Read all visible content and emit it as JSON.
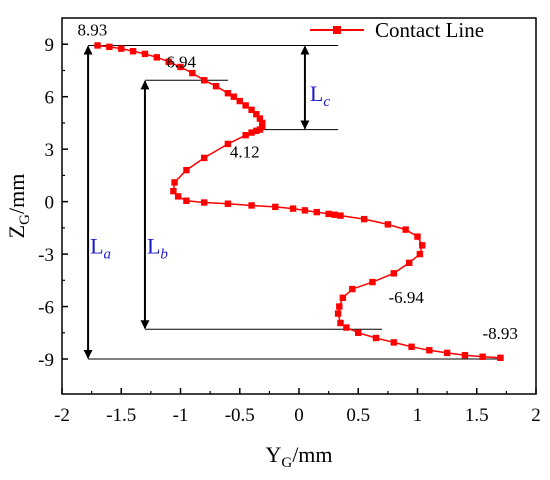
{
  "chart_data": {
    "type": "scatter",
    "xlabel": "Y",
    "xlabel_sub": "G",
    "xlabel_unit": "/mm",
    "ylabel": "Z",
    "ylabel_sub": "G",
    "ylabel_unit": "/mm",
    "xlim": [
      -2,
      2
    ],
    "ylim": [
      -11,
      10.5
    ],
    "xticks": [
      -2,
      -1.5,
      -1,
      -0.5,
      0,
      0.5,
      1,
      1.5,
      2
    ],
    "xtick_labels": [
      "-2",
      "-1.5",
      "-1",
      "-0.5",
      "0",
      "0.5",
      "1",
      "1.5",
      "2"
    ],
    "yticks": [
      -9,
      -6,
      -3,
      0,
      3,
      6,
      9
    ],
    "ytick_labels": [
      "-9",
      "-6",
      "-3",
      "0",
      "3",
      "6",
      "9"
    ],
    "grid": false,
    "legend_position": "top-right",
    "series": [
      {
        "name": "Contact Line",
        "color": "#ff0000",
        "marker": "square",
        "x": [
          -1.7,
          -1.6,
          -1.5,
          -1.4,
          -1.3,
          -1.2,
          -1.1,
          -1.0,
          -0.9,
          -0.8,
          -0.7,
          -0.6,
          -0.55,
          -0.5,
          -0.45,
          -0.4,
          -0.36,
          -0.33,
          -0.31,
          -0.31,
          -0.33,
          -0.36,
          -0.4,
          -0.45,
          -0.6,
          -0.8,
          -0.95,
          -1.05,
          -1.06,
          -1.02,
          -0.95,
          -0.8,
          -0.6,
          -0.4,
          -0.2,
          -0.05,
          0.05,
          0.15,
          0.25,
          0.3,
          0.35,
          0.55,
          0.75,
          0.9,
          1.0,
          1.04,
          1.02,
          0.93,
          0.8,
          0.62,
          0.45,
          0.37,
          0.34,
          0.33,
          0.35,
          0.4,
          0.5,
          0.65,
          0.8,
          0.95,
          1.1,
          1.25,
          1.4,
          1.55,
          1.7
        ],
        "y": [
          8.93,
          8.85,
          8.75,
          8.6,
          8.45,
          8.25,
          8.0,
          7.7,
          7.35,
          6.94,
          6.6,
          6.2,
          6.0,
          5.75,
          5.5,
          5.25,
          5.0,
          4.75,
          4.5,
          4.3,
          4.12,
          4.05,
          3.95,
          3.8,
          3.3,
          2.5,
          1.8,
          1.1,
          0.6,
          0.3,
          0.05,
          -0.05,
          -0.12,
          -0.22,
          -0.3,
          -0.4,
          -0.5,
          -0.6,
          -0.7,
          -0.75,
          -0.8,
          -1.0,
          -1.3,
          -1.6,
          -2.0,
          -2.5,
          -3.0,
          -3.5,
          -4.1,
          -4.6,
          -5.0,
          -5.5,
          -6.0,
          -6.4,
          -6.94,
          -7.2,
          -7.5,
          -7.8,
          -8.05,
          -8.3,
          -8.5,
          -8.65,
          -8.78,
          -8.87,
          -8.93
        ]
      }
    ],
    "point_labels": [
      {
        "text": "8.93",
        "x": -1.7,
        "y": 8.93
      },
      {
        "text": "6.94",
        "x": -0.8,
        "y": 6.94
      },
      {
        "text": "4.12",
        "x": -0.33,
        "y": 4.12
      },
      {
        "text": "-6.94",
        "x": 0.35,
        "y": -6.94
      },
      {
        "text": "-8.93",
        "x": 1.7,
        "y": -8.93
      }
    ],
    "reference_lines": [
      {
        "y": 8.93,
        "x_from": -1.78,
        "x_to": 0.33
      },
      {
        "y": 6.94,
        "x_from": -1.3,
        "x_to": -0.6
      },
      {
        "y": 4.12,
        "x_from": -0.33,
        "x_to": 0.33
      },
      {
        "y": -7.3,
        "x_from": -1.3,
        "x_to": 0.7
      },
      {
        "y": -9.0,
        "x_from": -1.78,
        "x_to": 1.7
      }
    ],
    "dimensions": [
      {
        "label": "L",
        "sub": "a",
        "x": -1.78,
        "y_from": 8.93,
        "y_to": -9.0
      },
      {
        "label": "L",
        "sub": "b",
        "x": -1.3,
        "y_from": 6.94,
        "y_to": -7.3
      },
      {
        "label": "L",
        "sub": "c",
        "x": 0.05,
        "y_from": 8.93,
        "y_to": 4.12
      }
    ]
  }
}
· · · · ·
__The problem__
Among the lines of the material above, how many include the string "text"? Report only that number.

__Solution to this task__
5